▶ 演習の目標
レコードの先頭から"cell-actions[interactable]: [860, 185, 889, 211]"を含む行までの範囲を、両端の行も含め、空行を除いて番号付きリストに整えてください。

[保存されたエントリ]
:::
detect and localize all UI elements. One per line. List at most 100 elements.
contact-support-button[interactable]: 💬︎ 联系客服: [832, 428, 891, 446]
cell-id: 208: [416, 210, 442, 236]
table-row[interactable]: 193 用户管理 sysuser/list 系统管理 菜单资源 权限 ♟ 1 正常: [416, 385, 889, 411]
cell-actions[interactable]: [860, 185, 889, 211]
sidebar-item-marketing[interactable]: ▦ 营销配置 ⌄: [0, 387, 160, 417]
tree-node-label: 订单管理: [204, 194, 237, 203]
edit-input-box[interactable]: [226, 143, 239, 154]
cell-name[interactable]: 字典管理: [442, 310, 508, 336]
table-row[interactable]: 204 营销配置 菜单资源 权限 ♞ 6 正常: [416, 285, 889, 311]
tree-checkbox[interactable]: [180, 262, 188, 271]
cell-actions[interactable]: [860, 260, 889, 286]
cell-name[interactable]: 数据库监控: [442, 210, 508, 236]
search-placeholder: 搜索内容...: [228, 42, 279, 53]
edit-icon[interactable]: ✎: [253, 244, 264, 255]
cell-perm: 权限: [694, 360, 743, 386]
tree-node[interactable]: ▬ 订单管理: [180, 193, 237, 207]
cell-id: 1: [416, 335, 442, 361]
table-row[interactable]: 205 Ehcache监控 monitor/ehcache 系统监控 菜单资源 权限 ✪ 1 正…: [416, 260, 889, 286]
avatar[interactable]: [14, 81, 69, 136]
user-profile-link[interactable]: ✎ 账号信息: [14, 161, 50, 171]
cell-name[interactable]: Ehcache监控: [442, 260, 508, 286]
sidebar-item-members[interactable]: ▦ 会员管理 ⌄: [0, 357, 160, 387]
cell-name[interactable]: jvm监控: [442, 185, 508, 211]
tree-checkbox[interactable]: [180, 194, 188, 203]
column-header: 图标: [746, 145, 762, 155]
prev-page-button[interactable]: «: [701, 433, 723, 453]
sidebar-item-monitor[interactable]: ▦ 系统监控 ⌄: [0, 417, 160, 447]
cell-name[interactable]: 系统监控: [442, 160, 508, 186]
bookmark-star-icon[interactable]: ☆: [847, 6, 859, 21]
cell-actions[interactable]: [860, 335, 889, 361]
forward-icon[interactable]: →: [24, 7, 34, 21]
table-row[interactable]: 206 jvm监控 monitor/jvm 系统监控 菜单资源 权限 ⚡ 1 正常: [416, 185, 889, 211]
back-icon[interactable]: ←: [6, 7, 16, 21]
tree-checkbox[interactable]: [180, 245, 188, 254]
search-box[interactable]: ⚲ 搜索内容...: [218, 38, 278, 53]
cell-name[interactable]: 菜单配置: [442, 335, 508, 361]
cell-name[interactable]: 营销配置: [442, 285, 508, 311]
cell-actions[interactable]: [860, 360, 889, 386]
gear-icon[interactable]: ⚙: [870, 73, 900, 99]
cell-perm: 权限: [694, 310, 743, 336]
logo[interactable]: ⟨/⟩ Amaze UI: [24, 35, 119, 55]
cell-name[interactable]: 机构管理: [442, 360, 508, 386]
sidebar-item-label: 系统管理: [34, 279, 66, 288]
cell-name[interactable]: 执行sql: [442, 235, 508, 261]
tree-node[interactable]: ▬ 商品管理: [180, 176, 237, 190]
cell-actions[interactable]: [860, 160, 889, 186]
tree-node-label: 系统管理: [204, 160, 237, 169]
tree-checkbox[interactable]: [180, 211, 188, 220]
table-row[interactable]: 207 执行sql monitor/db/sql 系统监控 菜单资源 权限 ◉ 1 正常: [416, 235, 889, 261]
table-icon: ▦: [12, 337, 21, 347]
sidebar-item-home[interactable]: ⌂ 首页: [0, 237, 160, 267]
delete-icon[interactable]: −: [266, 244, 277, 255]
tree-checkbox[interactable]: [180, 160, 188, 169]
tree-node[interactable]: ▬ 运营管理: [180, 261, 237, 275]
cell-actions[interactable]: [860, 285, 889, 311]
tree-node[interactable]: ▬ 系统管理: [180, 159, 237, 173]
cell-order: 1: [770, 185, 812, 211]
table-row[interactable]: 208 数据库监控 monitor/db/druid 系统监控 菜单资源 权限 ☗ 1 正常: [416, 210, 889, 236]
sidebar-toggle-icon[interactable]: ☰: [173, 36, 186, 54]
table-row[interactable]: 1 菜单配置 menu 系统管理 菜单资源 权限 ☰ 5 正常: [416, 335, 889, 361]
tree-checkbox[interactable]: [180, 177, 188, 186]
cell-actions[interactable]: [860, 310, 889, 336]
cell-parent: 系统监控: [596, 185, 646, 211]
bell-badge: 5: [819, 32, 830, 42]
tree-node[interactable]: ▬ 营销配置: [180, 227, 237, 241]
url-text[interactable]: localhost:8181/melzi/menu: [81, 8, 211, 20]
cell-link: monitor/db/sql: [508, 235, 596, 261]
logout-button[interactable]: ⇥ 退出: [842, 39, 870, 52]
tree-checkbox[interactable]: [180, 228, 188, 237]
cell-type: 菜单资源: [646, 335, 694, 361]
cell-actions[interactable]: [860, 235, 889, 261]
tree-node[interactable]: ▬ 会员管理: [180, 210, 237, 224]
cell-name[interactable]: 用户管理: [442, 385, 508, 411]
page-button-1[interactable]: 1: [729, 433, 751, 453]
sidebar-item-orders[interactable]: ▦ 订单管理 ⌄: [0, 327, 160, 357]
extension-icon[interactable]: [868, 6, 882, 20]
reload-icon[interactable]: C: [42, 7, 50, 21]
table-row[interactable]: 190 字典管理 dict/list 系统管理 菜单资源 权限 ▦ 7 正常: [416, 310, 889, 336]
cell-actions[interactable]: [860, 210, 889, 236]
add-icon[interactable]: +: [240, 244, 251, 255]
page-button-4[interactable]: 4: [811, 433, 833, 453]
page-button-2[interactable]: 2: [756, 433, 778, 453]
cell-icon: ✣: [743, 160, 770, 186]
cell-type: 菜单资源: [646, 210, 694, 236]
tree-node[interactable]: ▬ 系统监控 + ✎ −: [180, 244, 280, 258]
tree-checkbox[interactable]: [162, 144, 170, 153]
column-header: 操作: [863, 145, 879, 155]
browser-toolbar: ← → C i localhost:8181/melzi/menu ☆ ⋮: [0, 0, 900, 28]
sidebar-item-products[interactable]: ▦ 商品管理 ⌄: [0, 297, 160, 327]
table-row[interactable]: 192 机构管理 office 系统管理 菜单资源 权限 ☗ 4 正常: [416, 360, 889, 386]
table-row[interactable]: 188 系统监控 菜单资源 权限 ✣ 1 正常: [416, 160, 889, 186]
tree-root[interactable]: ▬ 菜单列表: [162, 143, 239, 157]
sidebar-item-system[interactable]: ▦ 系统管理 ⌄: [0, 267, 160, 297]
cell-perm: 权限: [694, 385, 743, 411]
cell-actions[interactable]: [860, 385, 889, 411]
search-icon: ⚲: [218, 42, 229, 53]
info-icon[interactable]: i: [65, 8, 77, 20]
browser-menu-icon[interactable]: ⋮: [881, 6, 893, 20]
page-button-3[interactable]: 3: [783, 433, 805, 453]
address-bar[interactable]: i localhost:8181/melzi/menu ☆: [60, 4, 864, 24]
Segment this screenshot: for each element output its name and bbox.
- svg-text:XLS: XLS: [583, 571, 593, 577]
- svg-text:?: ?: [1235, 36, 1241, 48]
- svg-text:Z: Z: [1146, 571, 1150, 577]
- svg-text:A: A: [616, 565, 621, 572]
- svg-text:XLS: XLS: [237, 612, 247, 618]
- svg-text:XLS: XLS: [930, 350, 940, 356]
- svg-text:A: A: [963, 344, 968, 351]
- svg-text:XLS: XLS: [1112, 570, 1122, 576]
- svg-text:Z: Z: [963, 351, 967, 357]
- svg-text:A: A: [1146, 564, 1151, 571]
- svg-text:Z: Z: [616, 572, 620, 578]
:::
▶ 正しい出力
1. detect and localize all UI elements. One per line. List at most 100 elements.
2. contact-support-button[interactable]: 💬︎ 联系客服: [832, 428, 891, 446]
3. cell-id: 208: [416, 210, 442, 236]
4. table-row[interactable]: 193 用户管理 sysuser/list 系统管理 菜单资源 权限 ♟ 1 正常: [416, 385, 889, 411]
5. cell-actions[interactable]: [860, 185, 889, 211]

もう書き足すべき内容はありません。